#### [Excerpt to read]
+ + +

The competition was fierce, but a song by Nineties star Des'ree has been voted the worst ever pop lyric.
"I don't want to see a ghost/It's the sight that I fear most/I'd rather have a piece of toast/Watch the evening news," she sings on Life.
It was the runaway winner in a listener poll for BBC6 Music's Marc Riley show. Second was the astonishingly awful lyric from Snap's Rhythm Is A Dancer: "I'm as serious as cancer/When I say rhythm is a dancer."
Current chart darlings Razorlight were third.
On their 2005 hit Somewhere Else, Johnny Borrell sings: "And I met a girl/She asked me my name/I told her what it was."
Riley counted down the top 10 on his radio show tonight. Listeners had voted for the past three weeks. Other entries included Champagne Supernova by Oasis: "Slowly walking down the hall/Faster than a canonball/Where were you when we were getting high?"
U2, Duran Duran and Black Sabbath also earned a mention.

+ + +

#### [Task to carry out]
Reproduce the passage of the article on the worst pop lyric poll, starting with "It was the runaway" and going on through "Razorlight were third.".

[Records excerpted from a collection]
+ + +

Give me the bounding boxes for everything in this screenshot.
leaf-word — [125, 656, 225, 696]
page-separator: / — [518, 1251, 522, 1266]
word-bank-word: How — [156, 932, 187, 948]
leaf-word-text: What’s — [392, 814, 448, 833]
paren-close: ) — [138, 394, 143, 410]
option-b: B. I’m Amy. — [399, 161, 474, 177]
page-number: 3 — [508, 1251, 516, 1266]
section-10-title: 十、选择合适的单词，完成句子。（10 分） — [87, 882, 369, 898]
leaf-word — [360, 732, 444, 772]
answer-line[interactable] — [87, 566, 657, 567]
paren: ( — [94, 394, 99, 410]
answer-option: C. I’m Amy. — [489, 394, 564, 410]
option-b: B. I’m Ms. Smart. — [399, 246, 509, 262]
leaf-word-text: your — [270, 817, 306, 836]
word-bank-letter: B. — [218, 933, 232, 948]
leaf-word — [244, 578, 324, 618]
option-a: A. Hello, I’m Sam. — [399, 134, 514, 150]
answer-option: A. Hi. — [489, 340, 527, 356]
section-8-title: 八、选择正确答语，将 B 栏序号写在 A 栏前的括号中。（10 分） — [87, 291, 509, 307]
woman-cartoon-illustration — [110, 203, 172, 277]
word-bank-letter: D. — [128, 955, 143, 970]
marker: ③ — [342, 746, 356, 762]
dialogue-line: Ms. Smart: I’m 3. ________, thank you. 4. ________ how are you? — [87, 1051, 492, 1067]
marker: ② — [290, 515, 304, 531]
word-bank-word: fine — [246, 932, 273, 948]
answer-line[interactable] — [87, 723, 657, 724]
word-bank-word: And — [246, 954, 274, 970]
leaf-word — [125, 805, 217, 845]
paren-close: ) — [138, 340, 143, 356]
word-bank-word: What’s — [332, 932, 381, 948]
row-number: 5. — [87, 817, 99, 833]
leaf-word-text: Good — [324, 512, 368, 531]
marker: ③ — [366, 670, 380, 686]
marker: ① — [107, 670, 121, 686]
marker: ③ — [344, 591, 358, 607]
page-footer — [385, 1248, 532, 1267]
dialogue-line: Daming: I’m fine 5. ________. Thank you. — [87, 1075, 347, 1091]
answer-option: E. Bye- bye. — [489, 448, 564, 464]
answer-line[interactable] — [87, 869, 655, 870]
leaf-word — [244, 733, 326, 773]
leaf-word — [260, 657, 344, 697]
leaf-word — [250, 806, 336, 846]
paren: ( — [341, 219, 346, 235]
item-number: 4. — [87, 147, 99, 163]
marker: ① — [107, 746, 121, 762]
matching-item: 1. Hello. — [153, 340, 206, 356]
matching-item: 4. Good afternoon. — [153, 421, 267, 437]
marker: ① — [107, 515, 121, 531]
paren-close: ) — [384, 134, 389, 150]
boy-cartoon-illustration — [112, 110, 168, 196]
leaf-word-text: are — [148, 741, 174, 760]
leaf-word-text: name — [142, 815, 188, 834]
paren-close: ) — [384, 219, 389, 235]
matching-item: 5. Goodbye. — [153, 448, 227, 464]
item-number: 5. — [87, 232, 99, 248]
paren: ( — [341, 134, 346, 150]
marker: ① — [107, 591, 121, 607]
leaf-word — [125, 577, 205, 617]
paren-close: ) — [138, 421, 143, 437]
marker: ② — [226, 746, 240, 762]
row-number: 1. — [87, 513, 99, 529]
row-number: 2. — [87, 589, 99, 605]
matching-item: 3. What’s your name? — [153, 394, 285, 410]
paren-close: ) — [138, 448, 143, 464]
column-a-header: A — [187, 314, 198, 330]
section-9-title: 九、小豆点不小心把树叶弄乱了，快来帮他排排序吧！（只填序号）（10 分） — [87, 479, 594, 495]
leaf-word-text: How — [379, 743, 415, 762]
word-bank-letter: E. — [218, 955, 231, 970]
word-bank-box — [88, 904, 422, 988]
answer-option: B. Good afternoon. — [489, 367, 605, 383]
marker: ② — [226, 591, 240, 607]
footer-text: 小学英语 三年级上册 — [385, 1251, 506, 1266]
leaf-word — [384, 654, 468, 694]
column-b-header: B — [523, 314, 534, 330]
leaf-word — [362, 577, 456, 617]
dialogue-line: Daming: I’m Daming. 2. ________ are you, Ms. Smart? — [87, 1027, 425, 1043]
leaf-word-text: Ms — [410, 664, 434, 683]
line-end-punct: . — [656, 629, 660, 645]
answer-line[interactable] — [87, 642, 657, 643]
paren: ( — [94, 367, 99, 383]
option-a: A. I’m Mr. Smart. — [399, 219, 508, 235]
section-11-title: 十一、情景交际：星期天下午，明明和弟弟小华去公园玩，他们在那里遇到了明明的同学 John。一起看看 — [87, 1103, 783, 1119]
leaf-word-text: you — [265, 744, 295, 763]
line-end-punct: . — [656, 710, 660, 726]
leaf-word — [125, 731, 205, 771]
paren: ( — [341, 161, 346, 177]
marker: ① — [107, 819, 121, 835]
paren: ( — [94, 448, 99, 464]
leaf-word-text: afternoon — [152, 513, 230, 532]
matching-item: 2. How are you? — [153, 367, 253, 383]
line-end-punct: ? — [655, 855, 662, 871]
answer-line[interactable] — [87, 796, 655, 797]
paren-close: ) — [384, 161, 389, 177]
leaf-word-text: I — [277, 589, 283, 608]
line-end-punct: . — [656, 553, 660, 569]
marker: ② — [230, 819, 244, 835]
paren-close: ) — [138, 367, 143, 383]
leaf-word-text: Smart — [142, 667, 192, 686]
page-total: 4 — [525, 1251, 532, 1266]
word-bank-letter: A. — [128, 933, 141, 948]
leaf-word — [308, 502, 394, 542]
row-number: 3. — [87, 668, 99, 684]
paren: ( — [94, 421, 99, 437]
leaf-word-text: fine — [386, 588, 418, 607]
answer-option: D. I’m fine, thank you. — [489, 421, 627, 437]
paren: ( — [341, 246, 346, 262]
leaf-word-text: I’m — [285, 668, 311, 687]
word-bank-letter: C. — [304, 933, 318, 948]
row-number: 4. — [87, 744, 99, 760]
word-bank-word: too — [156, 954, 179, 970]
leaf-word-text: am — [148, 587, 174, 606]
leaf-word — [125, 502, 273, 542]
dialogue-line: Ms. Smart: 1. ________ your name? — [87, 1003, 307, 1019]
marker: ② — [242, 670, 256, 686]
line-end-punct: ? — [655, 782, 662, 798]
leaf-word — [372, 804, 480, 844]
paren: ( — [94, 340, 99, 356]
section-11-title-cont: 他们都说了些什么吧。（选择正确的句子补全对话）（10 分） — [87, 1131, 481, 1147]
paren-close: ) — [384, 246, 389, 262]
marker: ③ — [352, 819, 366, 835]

+ + +

#### [Written reply]
It was the runaway winner in a listener poll for BBC6 Music's Marc Riley show. Second was the astonishingly awful lyric from Snap's Rhythm Is A Dancer: "I'm as serious as cancer/When I say rhythm is a dancer."
Current chart darlings Razorlight were third.